'''

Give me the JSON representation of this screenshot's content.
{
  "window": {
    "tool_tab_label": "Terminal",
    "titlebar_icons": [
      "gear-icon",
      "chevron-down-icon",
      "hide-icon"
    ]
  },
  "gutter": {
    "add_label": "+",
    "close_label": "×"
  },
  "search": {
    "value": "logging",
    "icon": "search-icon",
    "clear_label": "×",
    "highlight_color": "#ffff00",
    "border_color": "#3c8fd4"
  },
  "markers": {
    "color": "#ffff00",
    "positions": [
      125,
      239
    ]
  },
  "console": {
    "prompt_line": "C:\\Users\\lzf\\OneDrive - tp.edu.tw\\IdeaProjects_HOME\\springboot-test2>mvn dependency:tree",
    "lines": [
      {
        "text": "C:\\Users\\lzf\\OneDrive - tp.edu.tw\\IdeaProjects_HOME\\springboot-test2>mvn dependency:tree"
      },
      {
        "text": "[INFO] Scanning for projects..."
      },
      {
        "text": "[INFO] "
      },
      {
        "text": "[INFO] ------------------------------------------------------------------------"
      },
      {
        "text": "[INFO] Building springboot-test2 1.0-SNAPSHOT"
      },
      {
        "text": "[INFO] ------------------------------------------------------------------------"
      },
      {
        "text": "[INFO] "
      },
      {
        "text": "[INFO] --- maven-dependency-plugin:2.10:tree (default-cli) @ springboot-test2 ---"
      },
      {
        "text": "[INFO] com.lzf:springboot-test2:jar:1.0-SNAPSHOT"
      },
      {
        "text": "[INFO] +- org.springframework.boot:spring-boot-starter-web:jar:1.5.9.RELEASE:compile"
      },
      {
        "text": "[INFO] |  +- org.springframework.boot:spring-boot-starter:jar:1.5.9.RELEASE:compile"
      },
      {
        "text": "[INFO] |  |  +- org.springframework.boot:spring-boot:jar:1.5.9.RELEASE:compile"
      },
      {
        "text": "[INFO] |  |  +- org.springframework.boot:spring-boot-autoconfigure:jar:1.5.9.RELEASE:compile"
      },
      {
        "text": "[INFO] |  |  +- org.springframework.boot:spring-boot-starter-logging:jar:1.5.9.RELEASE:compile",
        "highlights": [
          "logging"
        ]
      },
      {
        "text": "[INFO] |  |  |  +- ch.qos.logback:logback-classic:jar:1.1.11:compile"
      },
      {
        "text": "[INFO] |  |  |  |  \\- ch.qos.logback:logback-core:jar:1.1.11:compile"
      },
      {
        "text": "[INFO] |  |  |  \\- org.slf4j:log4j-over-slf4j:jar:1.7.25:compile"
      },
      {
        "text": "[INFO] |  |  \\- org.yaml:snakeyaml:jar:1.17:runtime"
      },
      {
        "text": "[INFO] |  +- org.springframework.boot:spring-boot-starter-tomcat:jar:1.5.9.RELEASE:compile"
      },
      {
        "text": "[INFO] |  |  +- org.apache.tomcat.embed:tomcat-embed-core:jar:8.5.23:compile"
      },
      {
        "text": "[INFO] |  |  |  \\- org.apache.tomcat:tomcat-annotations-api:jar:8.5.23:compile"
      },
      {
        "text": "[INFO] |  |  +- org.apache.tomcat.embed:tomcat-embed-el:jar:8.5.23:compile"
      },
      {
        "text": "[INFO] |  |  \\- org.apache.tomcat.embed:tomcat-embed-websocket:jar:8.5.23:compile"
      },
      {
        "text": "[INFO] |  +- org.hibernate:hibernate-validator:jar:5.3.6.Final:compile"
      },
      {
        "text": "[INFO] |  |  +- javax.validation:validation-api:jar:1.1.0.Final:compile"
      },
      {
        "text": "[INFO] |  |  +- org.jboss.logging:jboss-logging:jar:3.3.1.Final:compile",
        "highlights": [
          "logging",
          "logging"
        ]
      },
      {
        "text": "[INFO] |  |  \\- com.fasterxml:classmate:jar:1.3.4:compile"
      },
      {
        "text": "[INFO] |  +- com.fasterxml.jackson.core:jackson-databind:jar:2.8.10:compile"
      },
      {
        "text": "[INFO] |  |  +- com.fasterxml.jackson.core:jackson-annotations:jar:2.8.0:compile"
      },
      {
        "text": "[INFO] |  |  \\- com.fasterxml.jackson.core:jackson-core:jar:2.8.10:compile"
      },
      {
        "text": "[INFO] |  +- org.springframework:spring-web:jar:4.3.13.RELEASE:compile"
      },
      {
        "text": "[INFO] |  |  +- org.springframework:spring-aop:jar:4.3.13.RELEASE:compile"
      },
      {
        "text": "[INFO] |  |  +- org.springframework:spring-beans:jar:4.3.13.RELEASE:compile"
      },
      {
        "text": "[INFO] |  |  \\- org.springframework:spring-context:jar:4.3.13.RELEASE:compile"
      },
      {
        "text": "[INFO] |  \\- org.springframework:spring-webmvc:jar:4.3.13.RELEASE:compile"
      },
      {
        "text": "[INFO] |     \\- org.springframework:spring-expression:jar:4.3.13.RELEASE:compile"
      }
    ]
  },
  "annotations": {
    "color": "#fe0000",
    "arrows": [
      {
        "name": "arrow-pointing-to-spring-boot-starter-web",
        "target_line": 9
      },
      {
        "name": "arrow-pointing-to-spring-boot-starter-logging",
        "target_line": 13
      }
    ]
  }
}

'''

Requirement » Pick out each line that holds the string "tree".

Answer to this exercise »
    "prompt_line": "C:\\Users\\lzf\\OneDrive - tp.edu.tw\\IdeaProjects_HOME\\springboot-test2>mvn dependency:tree",
        "text": "C:\\Users\\lzf\\OneDrive - tp.edu.tw\\IdeaProjects_HOME\\springboot-test2>mvn dependency:tree"
        "text": "[INFO] --- maven-dependency-plugin:2.10:tree (default-cli) @ springboot-test2 ---"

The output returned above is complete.